**Written problem**
Count how many lines of the data include "word". The answer is that number and nothing else.

**Data entries**
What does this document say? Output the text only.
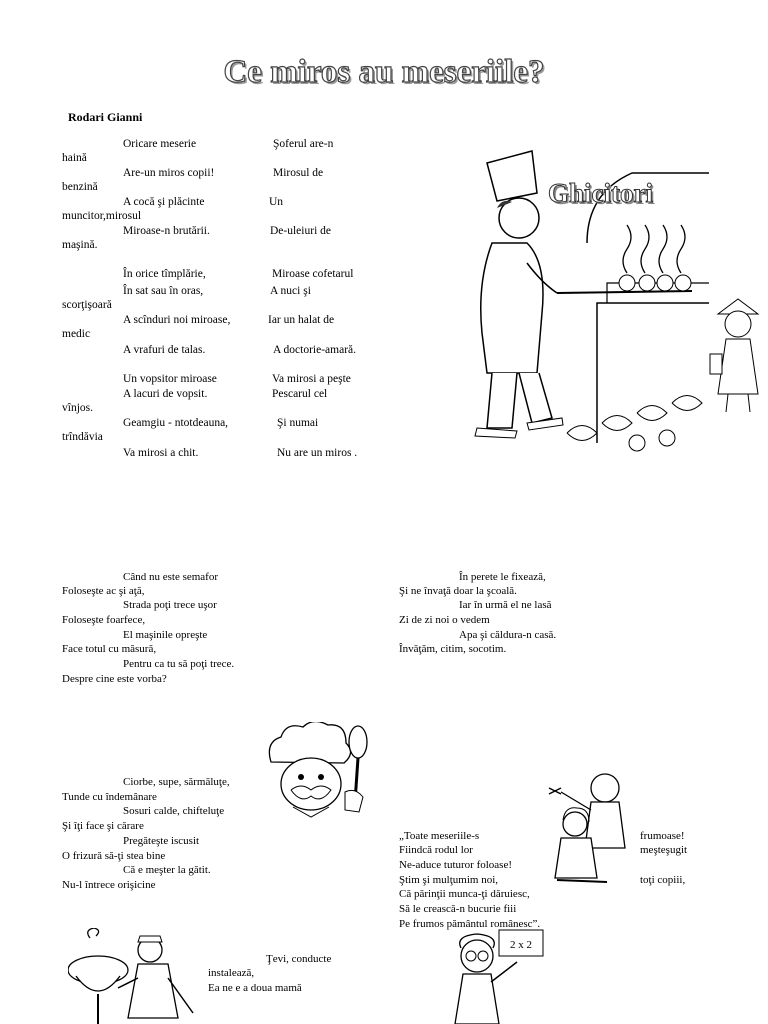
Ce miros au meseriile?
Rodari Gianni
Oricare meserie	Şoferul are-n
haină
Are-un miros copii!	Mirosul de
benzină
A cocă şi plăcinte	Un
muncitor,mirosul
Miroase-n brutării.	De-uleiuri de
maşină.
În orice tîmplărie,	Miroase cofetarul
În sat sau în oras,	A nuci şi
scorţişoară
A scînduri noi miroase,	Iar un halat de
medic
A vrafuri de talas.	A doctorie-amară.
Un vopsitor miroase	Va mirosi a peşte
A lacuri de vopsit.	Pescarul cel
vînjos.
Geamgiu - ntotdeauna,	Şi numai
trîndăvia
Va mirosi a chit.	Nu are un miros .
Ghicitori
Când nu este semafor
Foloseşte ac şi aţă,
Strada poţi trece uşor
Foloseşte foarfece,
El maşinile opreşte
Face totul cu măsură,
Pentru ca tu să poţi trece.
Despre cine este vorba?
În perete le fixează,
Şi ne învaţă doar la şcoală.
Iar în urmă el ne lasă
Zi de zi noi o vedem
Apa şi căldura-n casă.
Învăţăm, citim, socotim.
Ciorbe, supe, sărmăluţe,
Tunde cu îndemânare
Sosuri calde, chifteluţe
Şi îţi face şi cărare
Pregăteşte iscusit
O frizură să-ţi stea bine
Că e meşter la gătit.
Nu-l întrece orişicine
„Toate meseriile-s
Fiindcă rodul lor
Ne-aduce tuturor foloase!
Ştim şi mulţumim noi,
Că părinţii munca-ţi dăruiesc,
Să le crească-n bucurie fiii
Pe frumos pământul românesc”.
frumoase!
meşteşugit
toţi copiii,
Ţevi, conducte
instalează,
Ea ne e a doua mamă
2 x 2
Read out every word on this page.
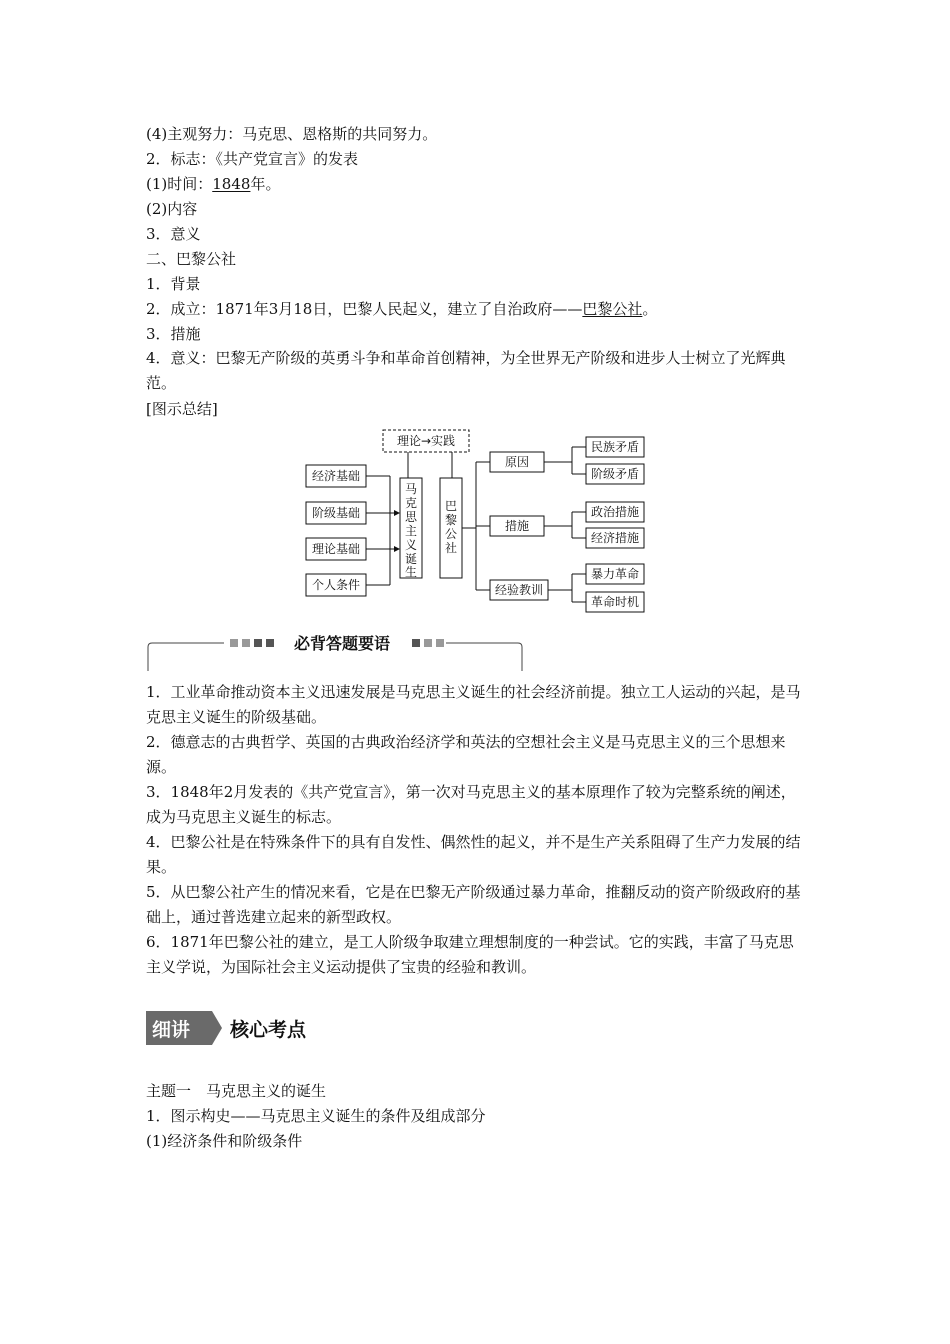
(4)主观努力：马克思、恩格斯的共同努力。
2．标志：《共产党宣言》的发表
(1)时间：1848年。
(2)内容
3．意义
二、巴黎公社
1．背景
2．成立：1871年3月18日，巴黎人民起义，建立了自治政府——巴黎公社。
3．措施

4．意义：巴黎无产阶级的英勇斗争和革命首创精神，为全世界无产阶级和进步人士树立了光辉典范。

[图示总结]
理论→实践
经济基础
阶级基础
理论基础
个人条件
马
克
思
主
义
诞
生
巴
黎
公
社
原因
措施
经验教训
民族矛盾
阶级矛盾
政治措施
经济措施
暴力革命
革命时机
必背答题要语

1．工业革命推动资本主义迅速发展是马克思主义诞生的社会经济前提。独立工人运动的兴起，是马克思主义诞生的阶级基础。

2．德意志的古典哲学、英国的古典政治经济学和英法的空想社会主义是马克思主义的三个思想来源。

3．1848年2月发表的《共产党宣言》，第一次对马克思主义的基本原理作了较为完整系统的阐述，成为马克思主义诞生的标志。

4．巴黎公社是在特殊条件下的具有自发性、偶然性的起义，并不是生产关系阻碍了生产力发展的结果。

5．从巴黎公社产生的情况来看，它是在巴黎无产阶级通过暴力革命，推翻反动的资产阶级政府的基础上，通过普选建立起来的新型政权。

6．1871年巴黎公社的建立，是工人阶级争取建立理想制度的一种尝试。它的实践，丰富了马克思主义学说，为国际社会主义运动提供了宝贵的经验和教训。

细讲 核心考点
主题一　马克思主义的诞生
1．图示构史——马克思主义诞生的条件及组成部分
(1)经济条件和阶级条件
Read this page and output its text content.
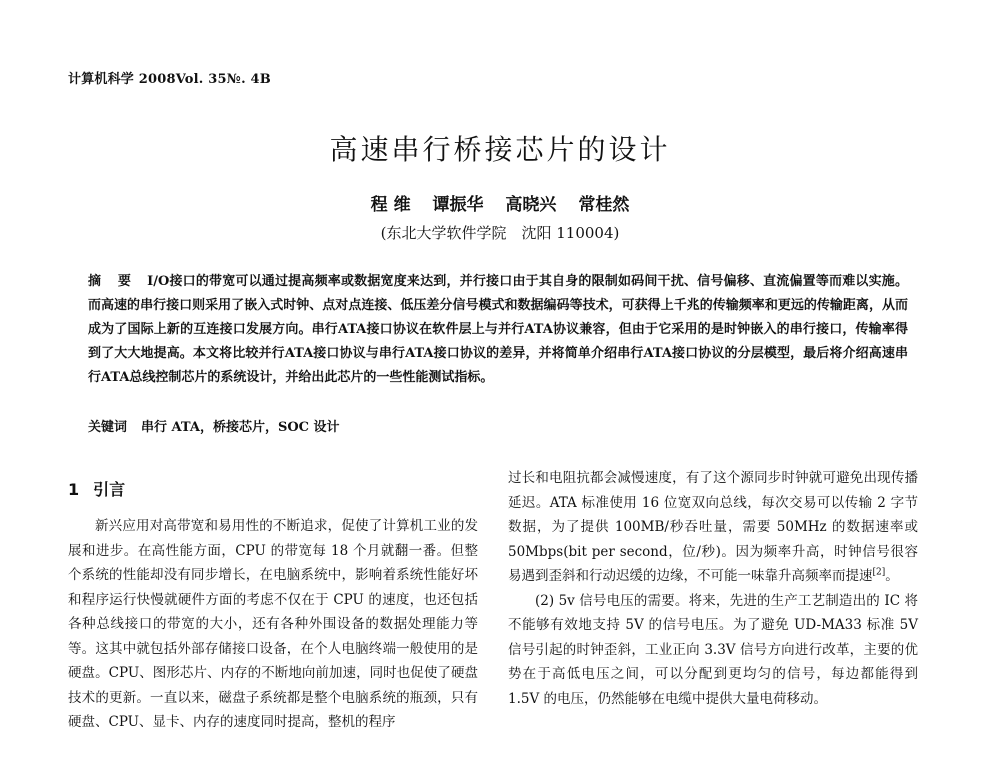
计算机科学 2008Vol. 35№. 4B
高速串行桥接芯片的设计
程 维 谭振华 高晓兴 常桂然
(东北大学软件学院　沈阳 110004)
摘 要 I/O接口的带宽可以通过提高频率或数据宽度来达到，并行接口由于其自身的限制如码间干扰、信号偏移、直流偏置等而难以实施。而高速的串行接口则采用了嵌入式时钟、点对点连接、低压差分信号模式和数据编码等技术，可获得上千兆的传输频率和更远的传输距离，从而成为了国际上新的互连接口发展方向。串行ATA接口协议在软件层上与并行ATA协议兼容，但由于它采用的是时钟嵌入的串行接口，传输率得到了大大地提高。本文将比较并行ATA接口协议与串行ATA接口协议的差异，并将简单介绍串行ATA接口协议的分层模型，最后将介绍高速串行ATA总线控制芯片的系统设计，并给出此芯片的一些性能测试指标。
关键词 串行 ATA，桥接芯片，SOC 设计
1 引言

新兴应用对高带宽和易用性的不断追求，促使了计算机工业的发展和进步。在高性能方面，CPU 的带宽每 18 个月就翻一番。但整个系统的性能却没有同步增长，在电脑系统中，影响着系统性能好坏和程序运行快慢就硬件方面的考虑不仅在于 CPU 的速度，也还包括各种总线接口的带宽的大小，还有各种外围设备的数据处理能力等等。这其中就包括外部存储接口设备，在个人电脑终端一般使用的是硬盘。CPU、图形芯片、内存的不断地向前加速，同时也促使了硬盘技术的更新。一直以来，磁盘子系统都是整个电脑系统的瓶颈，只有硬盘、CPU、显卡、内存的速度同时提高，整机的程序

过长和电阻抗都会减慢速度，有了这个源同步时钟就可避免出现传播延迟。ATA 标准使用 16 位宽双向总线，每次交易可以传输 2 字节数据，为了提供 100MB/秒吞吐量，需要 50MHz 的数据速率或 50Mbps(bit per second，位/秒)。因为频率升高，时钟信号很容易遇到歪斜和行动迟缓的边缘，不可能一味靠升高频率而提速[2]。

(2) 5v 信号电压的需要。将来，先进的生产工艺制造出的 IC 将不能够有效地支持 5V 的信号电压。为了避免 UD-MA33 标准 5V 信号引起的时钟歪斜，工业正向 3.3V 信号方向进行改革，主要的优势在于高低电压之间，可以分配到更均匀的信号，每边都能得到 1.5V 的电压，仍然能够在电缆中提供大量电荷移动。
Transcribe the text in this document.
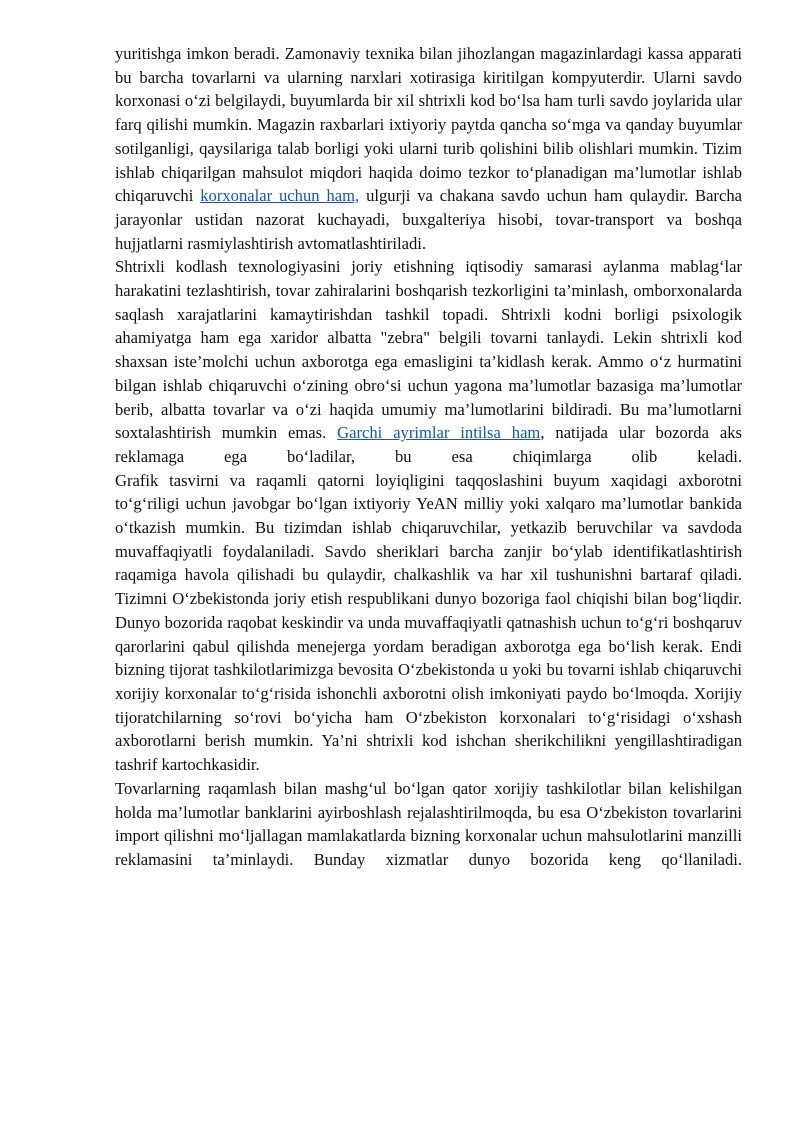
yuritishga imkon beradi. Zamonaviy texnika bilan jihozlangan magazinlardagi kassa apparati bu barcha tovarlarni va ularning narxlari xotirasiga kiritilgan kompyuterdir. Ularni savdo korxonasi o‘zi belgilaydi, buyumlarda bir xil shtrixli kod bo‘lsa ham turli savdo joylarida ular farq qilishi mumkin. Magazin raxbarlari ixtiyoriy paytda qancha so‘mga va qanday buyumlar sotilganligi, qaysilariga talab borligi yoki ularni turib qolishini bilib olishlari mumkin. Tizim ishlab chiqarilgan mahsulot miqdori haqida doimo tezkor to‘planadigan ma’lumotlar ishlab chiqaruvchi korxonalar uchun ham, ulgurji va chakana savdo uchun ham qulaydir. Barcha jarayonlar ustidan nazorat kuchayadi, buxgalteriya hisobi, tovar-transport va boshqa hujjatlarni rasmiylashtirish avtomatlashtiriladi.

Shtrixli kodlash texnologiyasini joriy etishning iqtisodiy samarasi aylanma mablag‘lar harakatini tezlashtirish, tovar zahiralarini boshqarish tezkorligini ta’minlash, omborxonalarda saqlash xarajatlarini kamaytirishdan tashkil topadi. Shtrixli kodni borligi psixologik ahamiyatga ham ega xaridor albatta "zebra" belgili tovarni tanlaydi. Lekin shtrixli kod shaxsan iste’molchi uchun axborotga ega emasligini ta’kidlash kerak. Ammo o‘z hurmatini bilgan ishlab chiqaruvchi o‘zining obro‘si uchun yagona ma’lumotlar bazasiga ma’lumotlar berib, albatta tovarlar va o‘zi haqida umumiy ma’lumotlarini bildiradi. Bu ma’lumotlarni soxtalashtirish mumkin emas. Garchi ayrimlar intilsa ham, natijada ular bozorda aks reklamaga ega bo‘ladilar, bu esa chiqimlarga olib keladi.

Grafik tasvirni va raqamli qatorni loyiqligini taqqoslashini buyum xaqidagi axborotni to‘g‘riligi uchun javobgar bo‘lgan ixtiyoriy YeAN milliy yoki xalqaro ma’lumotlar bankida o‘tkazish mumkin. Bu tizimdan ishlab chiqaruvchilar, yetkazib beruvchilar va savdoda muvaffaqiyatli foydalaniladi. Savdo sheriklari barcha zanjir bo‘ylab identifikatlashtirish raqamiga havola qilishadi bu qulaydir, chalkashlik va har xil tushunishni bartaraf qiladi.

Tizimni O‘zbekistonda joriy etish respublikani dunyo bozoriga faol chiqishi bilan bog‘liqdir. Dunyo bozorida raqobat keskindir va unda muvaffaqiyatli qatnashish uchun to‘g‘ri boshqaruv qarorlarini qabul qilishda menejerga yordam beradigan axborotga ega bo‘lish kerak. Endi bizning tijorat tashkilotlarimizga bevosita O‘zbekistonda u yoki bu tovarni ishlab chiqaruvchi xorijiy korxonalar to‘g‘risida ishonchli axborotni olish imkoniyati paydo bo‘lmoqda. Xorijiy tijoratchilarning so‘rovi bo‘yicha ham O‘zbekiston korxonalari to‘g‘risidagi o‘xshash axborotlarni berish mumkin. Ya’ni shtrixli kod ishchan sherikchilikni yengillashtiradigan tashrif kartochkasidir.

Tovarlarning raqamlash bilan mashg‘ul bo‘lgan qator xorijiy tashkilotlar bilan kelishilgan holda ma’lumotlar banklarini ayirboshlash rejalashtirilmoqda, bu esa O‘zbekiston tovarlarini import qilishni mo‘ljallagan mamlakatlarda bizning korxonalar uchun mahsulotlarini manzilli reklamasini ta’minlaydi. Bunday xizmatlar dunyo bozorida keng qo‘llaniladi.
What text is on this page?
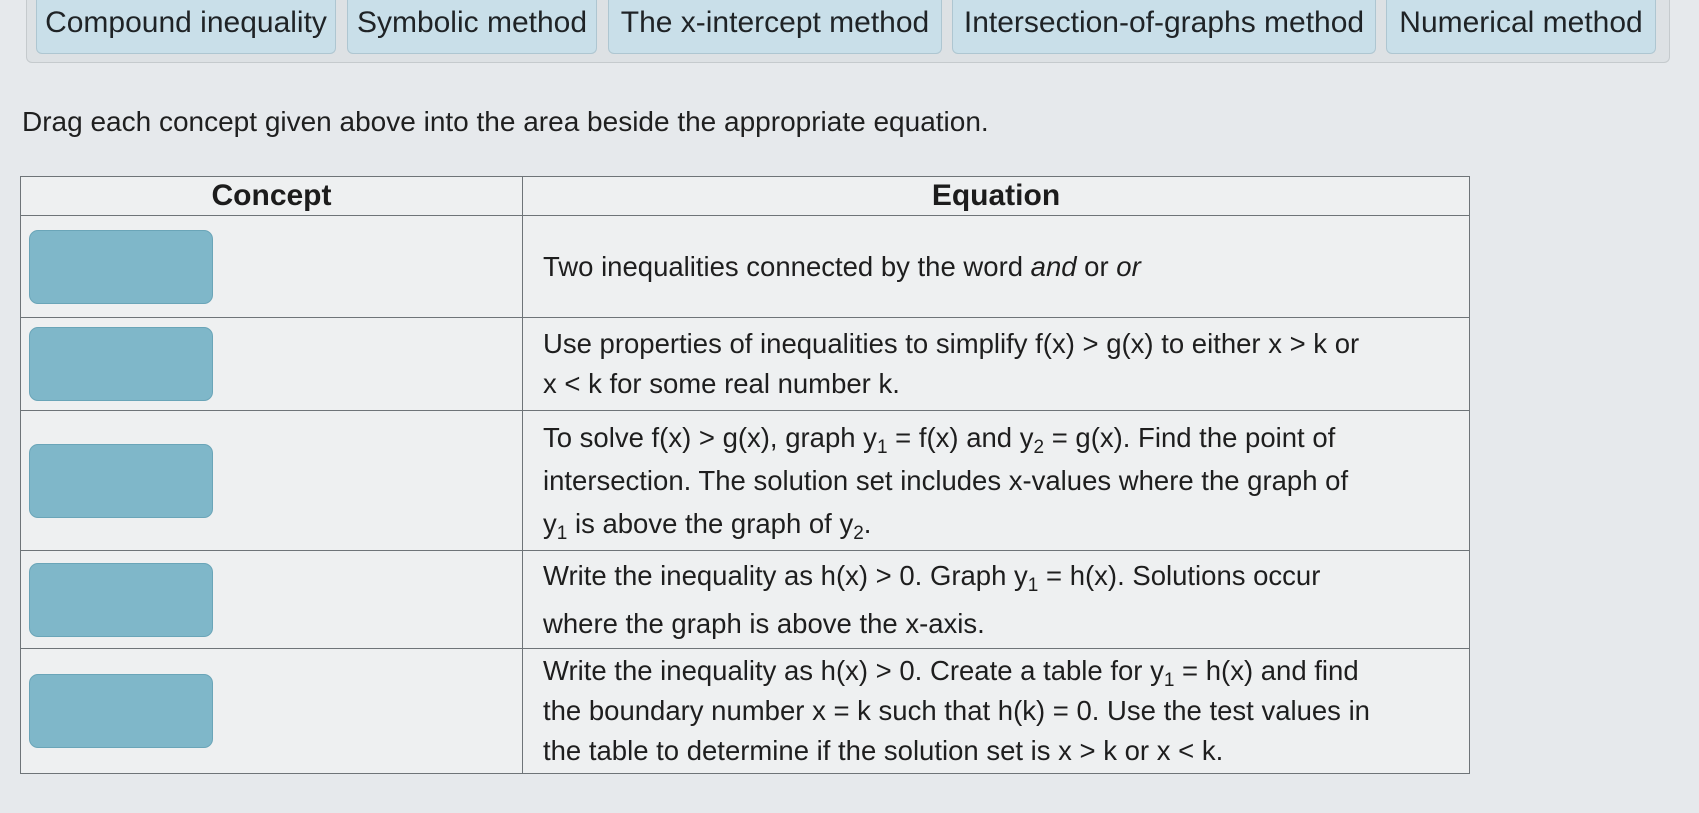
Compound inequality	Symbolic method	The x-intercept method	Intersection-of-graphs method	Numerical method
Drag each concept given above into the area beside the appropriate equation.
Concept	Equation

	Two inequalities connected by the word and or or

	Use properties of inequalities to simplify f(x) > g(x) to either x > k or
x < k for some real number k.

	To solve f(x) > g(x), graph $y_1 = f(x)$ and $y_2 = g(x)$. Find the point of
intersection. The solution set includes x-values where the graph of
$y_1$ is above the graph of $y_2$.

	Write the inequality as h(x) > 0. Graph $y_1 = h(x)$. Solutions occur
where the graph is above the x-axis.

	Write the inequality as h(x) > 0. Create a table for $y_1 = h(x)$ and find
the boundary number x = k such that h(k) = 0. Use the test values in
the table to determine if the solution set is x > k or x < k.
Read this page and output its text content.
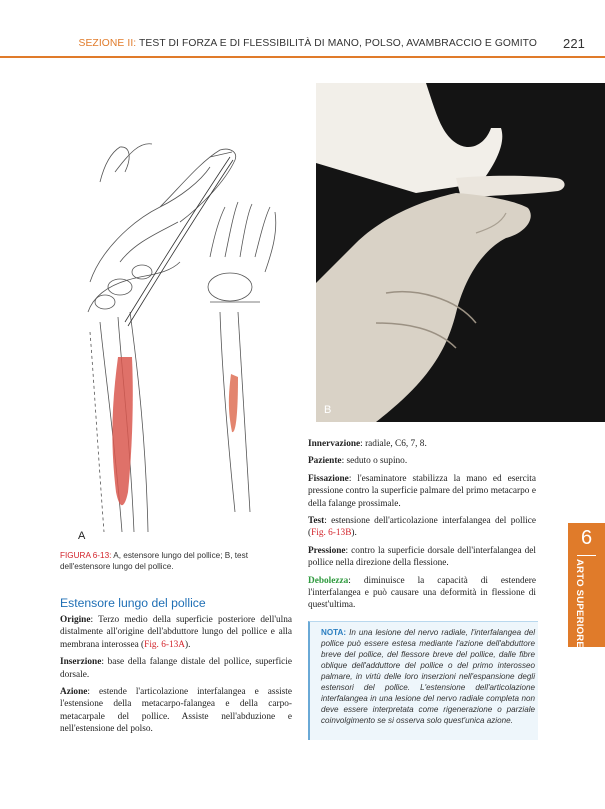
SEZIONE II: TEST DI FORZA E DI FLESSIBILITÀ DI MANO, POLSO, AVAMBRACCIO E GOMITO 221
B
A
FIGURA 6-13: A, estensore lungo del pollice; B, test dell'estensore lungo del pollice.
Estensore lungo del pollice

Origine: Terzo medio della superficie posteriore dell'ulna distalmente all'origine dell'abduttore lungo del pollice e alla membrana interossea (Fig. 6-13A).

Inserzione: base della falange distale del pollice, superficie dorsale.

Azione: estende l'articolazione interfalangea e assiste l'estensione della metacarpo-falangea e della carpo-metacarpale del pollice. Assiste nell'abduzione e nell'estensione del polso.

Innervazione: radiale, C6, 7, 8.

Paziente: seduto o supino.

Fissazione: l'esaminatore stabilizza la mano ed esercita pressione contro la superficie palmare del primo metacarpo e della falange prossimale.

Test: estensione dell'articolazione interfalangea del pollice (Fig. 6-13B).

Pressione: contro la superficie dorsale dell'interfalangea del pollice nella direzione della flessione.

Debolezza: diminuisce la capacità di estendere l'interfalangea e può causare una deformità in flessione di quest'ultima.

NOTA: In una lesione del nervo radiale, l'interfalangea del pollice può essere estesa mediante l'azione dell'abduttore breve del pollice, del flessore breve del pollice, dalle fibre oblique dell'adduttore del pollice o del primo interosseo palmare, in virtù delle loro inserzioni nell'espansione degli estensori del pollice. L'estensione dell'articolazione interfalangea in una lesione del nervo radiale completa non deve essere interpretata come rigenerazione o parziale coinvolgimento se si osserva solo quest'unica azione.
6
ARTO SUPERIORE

**Result of this exercise**
2